PROBLEM DETAILS: In the material below, count the lines with the word "values" and state that number only.

• • •

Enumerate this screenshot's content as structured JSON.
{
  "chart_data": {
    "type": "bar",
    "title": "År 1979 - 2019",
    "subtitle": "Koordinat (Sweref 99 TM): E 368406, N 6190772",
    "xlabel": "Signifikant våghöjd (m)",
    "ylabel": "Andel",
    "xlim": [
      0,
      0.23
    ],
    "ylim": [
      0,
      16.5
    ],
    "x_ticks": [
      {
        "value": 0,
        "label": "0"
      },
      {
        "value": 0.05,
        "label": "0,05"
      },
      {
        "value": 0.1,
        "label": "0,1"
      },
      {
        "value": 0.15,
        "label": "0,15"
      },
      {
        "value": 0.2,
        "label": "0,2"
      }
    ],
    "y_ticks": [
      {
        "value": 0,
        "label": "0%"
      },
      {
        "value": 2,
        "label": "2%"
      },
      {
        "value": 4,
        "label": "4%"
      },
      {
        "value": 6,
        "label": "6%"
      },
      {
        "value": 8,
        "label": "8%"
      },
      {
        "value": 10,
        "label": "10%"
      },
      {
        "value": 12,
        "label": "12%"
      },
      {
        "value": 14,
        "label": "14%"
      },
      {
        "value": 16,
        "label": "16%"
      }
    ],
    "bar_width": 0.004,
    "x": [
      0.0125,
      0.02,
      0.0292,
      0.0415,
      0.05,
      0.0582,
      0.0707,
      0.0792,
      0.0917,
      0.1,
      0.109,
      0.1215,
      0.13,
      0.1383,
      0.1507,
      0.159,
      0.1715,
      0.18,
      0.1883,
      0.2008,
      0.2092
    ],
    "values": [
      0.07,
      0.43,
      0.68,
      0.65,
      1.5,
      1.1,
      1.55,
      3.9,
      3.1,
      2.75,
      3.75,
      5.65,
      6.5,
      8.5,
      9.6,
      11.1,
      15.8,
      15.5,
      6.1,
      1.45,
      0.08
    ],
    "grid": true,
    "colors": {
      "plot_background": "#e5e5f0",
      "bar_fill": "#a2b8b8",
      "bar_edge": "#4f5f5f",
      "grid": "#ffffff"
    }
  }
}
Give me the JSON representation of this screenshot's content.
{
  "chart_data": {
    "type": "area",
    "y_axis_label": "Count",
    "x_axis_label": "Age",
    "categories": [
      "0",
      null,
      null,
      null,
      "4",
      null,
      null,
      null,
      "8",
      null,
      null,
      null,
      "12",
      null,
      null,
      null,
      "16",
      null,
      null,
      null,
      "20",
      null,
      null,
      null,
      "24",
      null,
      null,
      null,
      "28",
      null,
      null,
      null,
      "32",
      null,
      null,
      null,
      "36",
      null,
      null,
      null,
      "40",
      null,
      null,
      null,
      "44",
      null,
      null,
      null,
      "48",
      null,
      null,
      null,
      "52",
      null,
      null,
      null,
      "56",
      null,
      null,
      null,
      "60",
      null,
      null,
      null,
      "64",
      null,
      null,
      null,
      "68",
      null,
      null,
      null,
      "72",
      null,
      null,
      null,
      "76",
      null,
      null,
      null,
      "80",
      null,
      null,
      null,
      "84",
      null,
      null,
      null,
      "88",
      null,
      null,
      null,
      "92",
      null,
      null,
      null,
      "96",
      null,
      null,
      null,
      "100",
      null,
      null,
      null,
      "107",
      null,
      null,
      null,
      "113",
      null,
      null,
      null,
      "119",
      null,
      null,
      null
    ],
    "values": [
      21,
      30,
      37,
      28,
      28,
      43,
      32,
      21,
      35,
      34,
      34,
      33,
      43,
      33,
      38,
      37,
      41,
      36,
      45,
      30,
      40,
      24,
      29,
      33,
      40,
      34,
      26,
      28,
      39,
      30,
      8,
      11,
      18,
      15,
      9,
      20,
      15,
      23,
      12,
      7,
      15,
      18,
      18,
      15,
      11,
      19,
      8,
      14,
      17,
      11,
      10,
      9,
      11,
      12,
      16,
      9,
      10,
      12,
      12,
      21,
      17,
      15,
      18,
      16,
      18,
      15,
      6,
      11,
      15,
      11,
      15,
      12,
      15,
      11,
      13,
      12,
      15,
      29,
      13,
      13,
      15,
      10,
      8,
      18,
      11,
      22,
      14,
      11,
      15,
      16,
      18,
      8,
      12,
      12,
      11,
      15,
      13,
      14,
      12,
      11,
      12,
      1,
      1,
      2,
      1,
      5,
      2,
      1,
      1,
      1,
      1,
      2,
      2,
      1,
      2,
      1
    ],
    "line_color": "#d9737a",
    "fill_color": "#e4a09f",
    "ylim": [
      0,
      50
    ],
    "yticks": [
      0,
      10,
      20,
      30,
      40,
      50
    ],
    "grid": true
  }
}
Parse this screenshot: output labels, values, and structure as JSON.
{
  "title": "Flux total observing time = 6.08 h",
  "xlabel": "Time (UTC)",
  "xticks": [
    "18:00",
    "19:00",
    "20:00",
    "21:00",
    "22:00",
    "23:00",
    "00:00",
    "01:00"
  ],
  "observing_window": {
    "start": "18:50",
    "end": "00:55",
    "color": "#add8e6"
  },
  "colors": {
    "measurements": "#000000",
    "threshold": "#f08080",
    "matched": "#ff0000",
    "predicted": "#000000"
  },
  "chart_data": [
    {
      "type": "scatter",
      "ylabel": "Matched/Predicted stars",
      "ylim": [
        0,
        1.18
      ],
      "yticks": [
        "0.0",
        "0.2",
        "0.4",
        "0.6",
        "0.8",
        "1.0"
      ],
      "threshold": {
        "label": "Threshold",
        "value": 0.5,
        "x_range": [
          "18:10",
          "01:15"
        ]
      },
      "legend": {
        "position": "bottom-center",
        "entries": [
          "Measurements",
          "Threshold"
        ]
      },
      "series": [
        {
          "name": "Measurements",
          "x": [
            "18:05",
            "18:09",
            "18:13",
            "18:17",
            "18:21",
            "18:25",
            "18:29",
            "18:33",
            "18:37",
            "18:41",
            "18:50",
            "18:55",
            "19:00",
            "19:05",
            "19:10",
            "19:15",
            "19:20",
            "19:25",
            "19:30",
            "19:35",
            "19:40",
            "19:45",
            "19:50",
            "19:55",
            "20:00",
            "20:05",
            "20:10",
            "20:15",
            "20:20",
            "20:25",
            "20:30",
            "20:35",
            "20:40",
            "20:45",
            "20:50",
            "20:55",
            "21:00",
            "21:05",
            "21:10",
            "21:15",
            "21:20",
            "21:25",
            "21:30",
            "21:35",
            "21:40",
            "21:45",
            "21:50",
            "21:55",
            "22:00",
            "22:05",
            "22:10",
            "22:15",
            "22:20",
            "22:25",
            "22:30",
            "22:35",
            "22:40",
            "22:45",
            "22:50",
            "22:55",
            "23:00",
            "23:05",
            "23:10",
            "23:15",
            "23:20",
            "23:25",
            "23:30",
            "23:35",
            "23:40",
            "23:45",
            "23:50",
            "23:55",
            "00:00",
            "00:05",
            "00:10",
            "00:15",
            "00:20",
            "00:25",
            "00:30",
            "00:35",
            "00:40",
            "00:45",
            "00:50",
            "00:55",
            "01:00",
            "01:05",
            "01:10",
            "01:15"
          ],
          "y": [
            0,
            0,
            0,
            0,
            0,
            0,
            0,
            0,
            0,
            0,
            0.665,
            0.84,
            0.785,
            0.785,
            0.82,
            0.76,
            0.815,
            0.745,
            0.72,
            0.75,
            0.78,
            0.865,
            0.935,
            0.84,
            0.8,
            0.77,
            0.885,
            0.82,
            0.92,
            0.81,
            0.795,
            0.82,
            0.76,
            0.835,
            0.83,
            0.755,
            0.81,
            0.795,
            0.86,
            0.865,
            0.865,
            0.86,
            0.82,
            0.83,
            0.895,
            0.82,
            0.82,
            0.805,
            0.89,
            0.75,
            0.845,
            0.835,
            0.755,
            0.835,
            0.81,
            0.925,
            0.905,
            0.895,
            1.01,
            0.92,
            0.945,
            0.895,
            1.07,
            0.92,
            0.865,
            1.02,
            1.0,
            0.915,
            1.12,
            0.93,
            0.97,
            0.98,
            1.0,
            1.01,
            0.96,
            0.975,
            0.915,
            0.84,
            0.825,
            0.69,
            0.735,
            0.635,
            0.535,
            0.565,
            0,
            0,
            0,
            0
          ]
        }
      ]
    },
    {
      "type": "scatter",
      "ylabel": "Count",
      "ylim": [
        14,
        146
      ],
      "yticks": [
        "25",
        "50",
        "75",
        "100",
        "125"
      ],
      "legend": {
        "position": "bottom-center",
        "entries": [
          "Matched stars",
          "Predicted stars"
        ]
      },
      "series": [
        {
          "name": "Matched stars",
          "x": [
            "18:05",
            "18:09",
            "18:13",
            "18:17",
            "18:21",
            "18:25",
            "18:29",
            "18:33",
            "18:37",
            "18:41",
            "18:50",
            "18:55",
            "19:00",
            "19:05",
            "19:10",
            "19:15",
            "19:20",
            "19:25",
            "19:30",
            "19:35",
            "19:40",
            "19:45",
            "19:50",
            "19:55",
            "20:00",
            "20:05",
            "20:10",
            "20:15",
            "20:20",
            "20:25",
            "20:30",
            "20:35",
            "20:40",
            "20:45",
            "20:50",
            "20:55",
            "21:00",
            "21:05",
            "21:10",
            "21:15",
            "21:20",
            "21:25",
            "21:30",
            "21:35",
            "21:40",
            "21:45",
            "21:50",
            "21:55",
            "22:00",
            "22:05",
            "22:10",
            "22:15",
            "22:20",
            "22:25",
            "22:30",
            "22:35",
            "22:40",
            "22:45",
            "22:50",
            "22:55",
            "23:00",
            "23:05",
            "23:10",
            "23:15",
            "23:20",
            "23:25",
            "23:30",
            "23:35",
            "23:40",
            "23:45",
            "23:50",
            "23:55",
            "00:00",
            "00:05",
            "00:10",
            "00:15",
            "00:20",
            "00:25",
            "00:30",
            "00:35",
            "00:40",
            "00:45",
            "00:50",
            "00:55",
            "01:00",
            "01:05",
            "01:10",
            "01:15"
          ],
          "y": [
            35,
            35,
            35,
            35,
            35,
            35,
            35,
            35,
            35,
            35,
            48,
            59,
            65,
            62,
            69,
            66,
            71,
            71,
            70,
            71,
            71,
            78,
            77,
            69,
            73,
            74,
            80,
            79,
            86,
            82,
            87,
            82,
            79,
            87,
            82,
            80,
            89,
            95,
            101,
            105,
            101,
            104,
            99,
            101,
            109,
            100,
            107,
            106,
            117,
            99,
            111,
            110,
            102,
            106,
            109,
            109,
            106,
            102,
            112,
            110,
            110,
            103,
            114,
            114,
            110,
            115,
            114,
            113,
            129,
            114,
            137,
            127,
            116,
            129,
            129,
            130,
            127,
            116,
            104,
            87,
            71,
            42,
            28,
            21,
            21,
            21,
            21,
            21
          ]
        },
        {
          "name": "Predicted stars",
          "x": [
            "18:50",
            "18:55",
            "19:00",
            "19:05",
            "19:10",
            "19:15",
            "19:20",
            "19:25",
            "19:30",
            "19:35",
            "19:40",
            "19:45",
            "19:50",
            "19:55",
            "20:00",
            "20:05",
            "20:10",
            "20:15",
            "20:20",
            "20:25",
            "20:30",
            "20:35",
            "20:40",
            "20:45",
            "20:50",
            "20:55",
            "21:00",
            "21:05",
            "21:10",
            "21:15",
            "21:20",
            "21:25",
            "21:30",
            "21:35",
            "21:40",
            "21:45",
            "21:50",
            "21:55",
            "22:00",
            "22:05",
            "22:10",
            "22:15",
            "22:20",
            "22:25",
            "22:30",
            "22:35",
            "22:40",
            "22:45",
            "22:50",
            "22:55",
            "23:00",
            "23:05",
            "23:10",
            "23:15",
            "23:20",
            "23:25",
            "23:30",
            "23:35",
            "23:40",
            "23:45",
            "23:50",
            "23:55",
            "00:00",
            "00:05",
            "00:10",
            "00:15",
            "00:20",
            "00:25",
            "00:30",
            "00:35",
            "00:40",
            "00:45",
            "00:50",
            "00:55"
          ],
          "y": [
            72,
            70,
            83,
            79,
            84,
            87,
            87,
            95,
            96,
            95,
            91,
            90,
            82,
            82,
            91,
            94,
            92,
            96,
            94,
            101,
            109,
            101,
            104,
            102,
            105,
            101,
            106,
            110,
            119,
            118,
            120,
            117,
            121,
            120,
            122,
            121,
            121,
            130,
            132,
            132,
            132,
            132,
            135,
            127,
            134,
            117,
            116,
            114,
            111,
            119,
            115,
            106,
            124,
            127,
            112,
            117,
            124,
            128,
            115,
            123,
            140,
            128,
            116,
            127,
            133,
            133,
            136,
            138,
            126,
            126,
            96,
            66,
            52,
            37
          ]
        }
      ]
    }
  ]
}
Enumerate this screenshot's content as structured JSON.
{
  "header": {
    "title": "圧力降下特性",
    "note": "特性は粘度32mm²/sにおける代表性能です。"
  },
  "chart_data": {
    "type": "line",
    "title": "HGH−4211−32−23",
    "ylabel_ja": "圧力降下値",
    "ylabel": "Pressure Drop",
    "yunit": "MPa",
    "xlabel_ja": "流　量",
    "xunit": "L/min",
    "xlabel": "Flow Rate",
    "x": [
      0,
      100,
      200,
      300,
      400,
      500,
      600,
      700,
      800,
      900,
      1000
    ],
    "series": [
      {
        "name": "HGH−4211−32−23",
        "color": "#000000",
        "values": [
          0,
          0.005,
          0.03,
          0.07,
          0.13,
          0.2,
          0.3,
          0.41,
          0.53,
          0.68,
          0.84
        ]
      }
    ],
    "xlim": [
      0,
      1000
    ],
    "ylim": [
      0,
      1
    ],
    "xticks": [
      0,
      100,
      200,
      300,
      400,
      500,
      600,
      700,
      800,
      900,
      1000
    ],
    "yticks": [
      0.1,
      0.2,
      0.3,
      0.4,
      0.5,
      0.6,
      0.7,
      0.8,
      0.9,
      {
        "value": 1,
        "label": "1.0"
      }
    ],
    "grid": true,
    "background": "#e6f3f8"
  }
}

• • •

SOLUTION TO THIS TASK: 4